##### MATERIAL FOR THIS EXERCISE #####

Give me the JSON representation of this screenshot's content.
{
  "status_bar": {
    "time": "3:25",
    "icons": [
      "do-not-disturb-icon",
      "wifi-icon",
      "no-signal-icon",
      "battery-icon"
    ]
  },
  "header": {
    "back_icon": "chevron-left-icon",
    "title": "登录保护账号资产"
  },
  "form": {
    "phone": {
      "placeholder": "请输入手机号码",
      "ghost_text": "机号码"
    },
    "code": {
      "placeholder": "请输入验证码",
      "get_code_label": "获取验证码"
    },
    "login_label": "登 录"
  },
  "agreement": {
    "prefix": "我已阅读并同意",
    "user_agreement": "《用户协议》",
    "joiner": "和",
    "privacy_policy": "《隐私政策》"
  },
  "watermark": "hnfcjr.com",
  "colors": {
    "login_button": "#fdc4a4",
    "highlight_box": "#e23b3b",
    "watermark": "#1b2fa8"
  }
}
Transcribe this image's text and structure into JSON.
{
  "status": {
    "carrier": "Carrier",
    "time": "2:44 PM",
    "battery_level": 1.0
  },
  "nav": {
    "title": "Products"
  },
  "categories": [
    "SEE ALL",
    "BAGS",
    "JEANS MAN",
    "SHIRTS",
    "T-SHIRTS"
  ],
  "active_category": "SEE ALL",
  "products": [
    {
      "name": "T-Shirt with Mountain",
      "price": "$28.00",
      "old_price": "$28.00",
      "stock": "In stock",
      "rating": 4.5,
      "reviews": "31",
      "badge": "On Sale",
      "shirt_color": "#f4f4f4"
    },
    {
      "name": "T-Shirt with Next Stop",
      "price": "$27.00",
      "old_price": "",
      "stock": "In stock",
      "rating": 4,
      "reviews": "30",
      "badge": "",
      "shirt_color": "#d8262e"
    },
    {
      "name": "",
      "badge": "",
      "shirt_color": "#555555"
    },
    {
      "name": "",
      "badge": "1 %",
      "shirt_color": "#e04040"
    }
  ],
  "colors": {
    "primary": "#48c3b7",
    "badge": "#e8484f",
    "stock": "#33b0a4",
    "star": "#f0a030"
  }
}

#####

**WRITTEN TASK**. Restate the whole of the material exactly.

**RESULT OF THE TASK**.
Give me the JSON representation of this screenshot's content.
{
  "status_bar": {
    "time": "3:25",
    "icons": [
      "do-not-disturb-icon",
      "wifi-icon",
      "no-signal-icon",
      "battery-icon"
    ]
  },
  "header": {
    "back_icon": "chevron-left-icon",
    "title": "登录保护账号资产"
  },
  "form": {
    "phone": {
      "placeholder": "请输入手机号码",
      "ghost_text": "机号码"
    },
    "code": {
      "placeholder": "请输入验证码",
      "get_code_label": "获取验证码"
    },
    "login_label": "登 录"
  },
  "agreement": {
    "prefix": "我已阅读并同意",
    "user_agreement": "《用户协议》",
    "joiner": "和",
    "privacy_policy": "《隐私政策》"
  },
  "watermark": "hnfcjr.com",
  "colors": {
    "login_button": "#fdc4a4",
    "highlight_box": "#e23b3b",
    "watermark": "#1b2fa8"
  }
}
Transcribe this image's text and structure into JSON.
{
  "status": {
    "carrier": "Carrier",
    "time": "2:44 PM",
    "battery_level": 1.0
  },
  "nav": {
    "title": "Products"
  },
  "categories": [
    "SEE ALL",
    "BAGS",
    "JEANS MAN",
    "SHIRTS",
    "T-SHIRTS"
  ],
  "active_category": "SEE ALL",
  "products": [
    {
      "name": "T-Shirt with Mountain",
      "price": "$28.00",
      "old_price": "$28.00",
      "stock": "In stock",
      "rating": 4.5,
      "reviews": "31",
      "badge": "On Sale",
      "shirt_color": "#f4f4f4"
    },
    {
      "name": "T-Shirt with Next Stop",
      "price": "$27.00",
      "old_price": "",
      "stock": "In stock",
      "rating": 4,
      "reviews": "30",
      "badge": "",
      "shirt_color": "#d8262e"
    },
    {
      "name": "",
      "badge": "",
      "shirt_color": "#555555"
    },
    {
      "name": "",
      "badge": "1 %",
      "shirt_color": "#e04040"
    }
  ],
  "colors": {
    "primary": "#48c3b7",
    "badge": "#e8484f",
    "stock": "#33b0a4",
    "star": "#f0a030"
  }
}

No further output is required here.